## Set problem
In the entries below, find the lines with the word "大白话讲清楚ChatGPT" and copy them.

START

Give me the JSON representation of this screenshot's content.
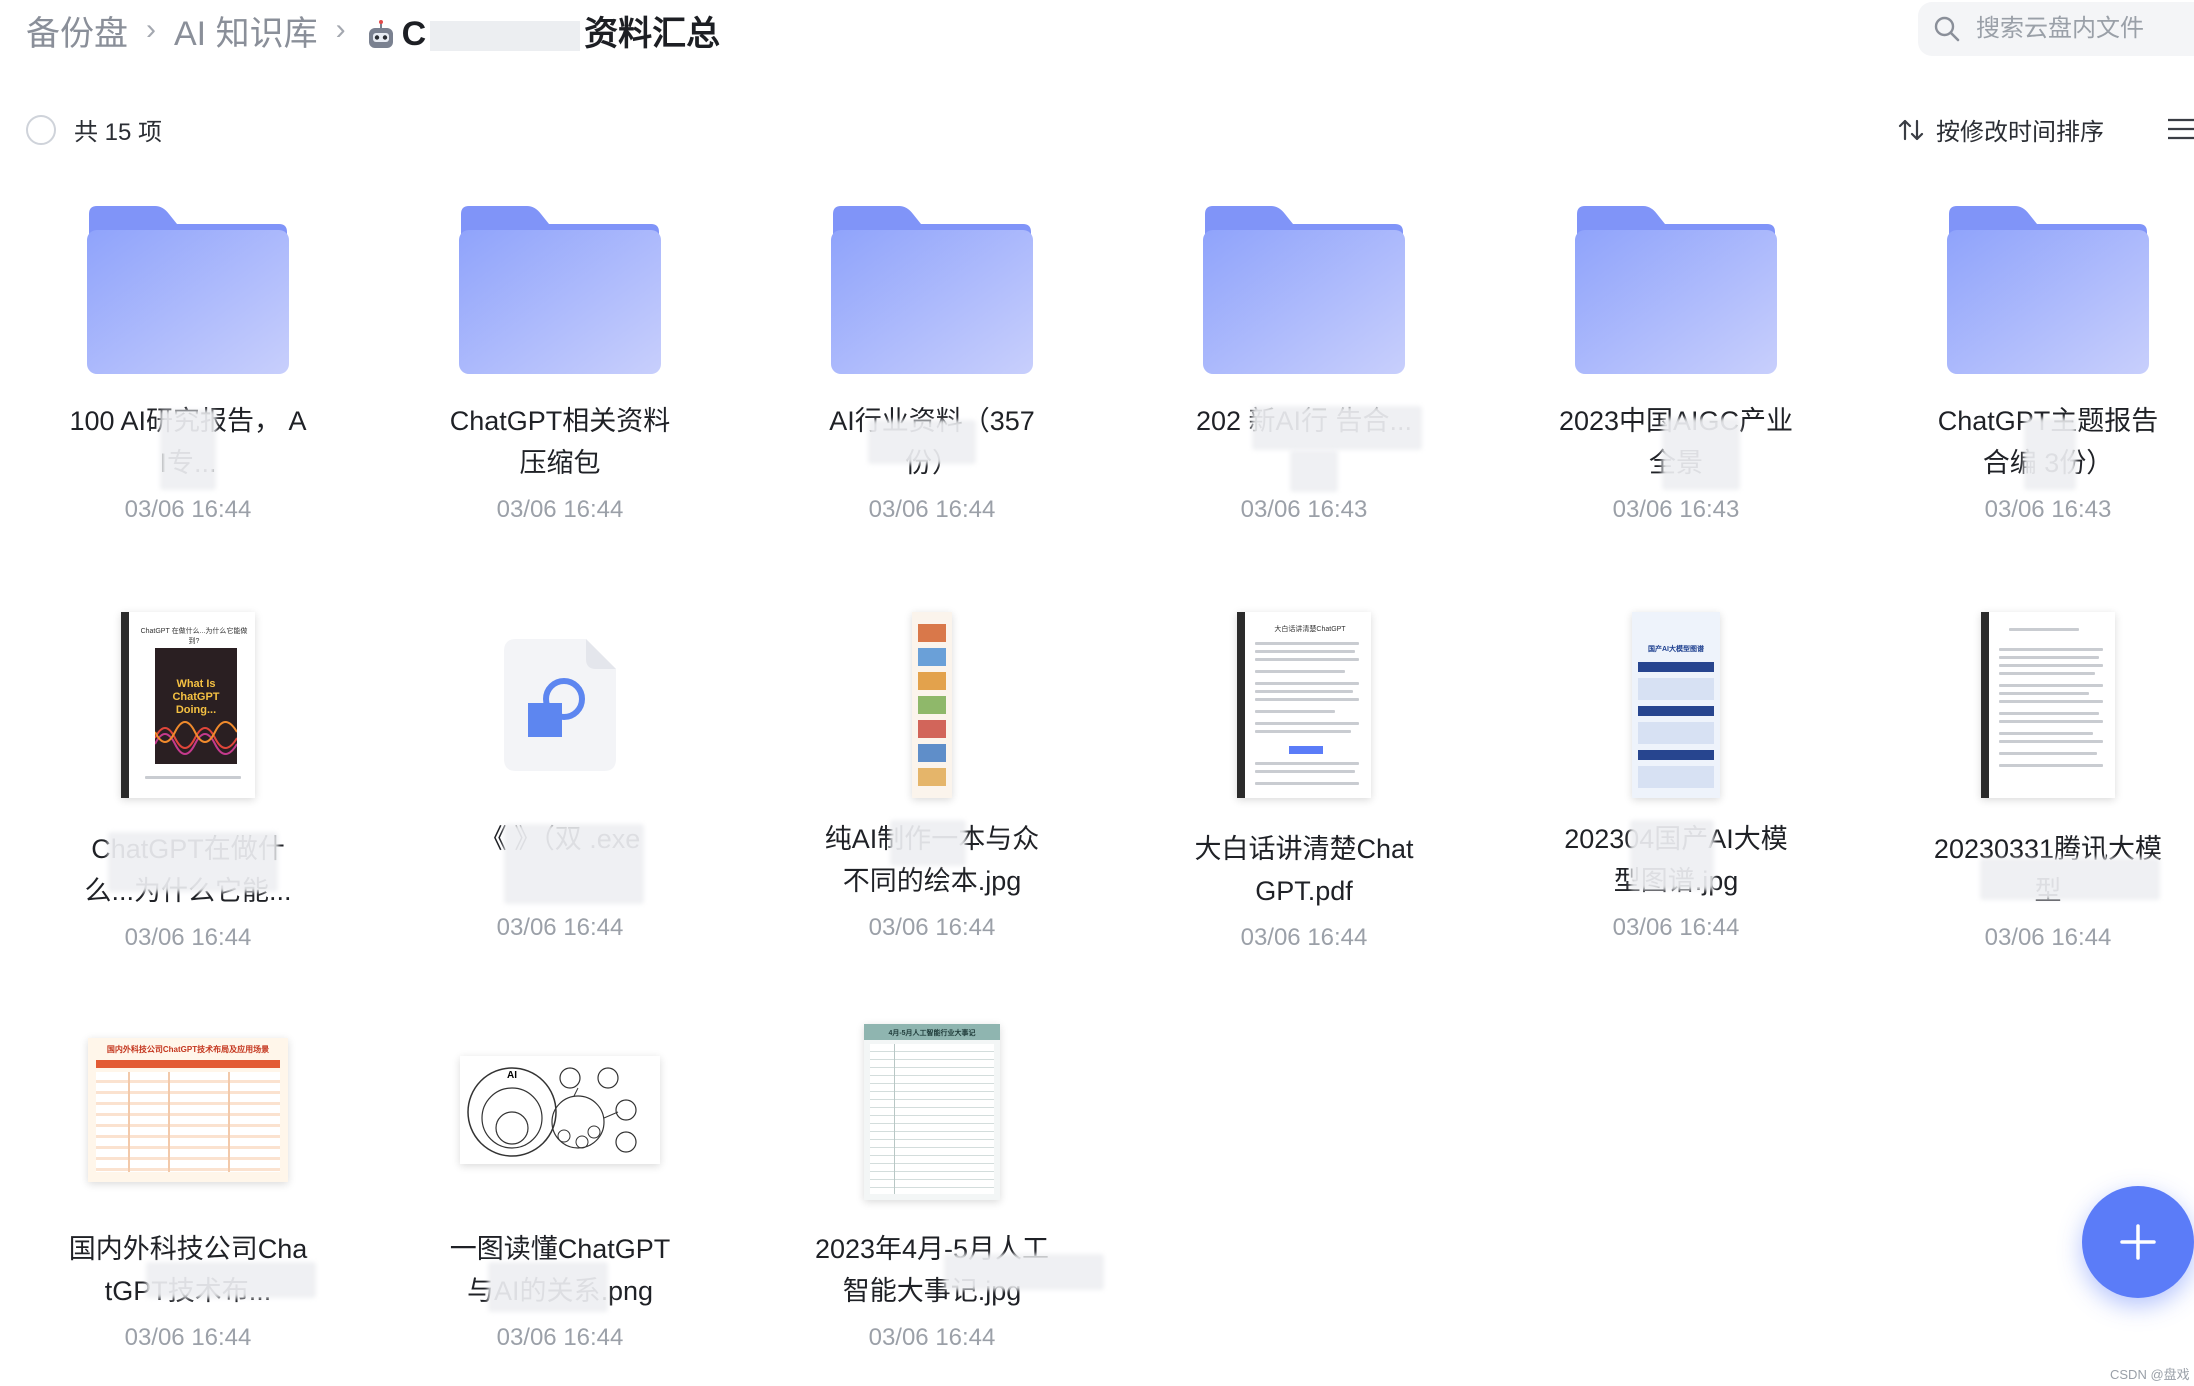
{
  "breadcrumb": {
    "root": "备份盘",
    "level1": "AI 知识库",
    "current_prefix": "C",
    "current_suffix": "资料汇总"
  },
  "search": {
    "placeholder": "搜索云盘内文件"
  },
  "toolbar": {
    "count_label": "共 15 项",
    "sort_label": "按修改时间排序"
  },
  "items": [
    {
      "name": "100  AI研究报告，  AI专...",
      "date": "03/06 16:44",
      "type": "folder"
    },
    {
      "name": "ChatGPT相关资料压缩包",
      "date": "03/06 16:44",
      "type": "folder"
    },
    {
      "name": "AI行业资料（357份）",
      "date": "03/06 16:44",
      "type": "folder"
    },
    {
      "name": "202  新AI行  告合...",
      "date": "03/06 16:43",
      "type": "folder"
    },
    {
      "name": "2023中国AIGC产业全景",
      "date": "03/06 16:43",
      "type": "folder"
    },
    {
      "name": "ChatGPT主题报告合编  3份）",
      "date": "03/06 16:43",
      "type": "folder"
    },
    {
      "name": "ChatGPT在做什么...为什么它能...",
      "date": "03/06 16:44",
      "type": "pdf"
    },
    {
      "name": "《  》（双  .exe",
      "date": "03/06 16:44",
      "type": "exe"
    },
    {
      "name": "纯AI制作一本与众不同的绘本.jpg",
      "date": "03/06 16:44",
      "type": "jpg"
    },
    {
      "name": "大白话讲清楚ChatGPT.pdf",
      "date": "03/06 16:44",
      "type": "pdf"
    },
    {
      "name": "202304国产AI大模型图谱.jpg",
      "date": "03/06 16:44",
      "type": "jpg"
    },
    {
      "name": "20230331腾讯大模型",
      "date": "03/06 16:44",
      "type": "pdf"
    },
    {
      "name": "国内外科技公司ChatGPT技术布...",
      "date": "03/06 16:44",
      "type": "jpg"
    },
    {
      "name": "一图读懂ChatGPT与AI的关系.png",
      "date": "03/06 16:44",
      "type": "png"
    },
    {
      "name": "2023年4月-5月人工智能大事记.jpg",
      "date": "03/06 16:44",
      "type": "jpg"
    }
  ],
  "thumb_text": {
    "book_title": "ChatGPT 在做什么...为什么它能做到?",
    "book_cover": "What Is ChatGPT Doing...",
    "doc10_title": "大白话讲清楚ChatGPT",
    "map_title": "国产AI大模型图谱",
    "tech_title": "国内外科技公司ChatGPT技术布局及应用场景",
    "ai_label": "AI",
    "events_title": "4月-5月人工智能行业大事记"
  },
  "watermark": "CSDN @盘戏",
  "colors": {
    "folder_top": "#8ea2fb",
    "folder_body": "#aab8fb",
    "accent": "#5b7cf8"
  }
}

END

## Exercise answer
      "name": "大白话讲清楚ChatGPT.pdf",
    "doc10_title": "大白话讲清楚ChatGPT",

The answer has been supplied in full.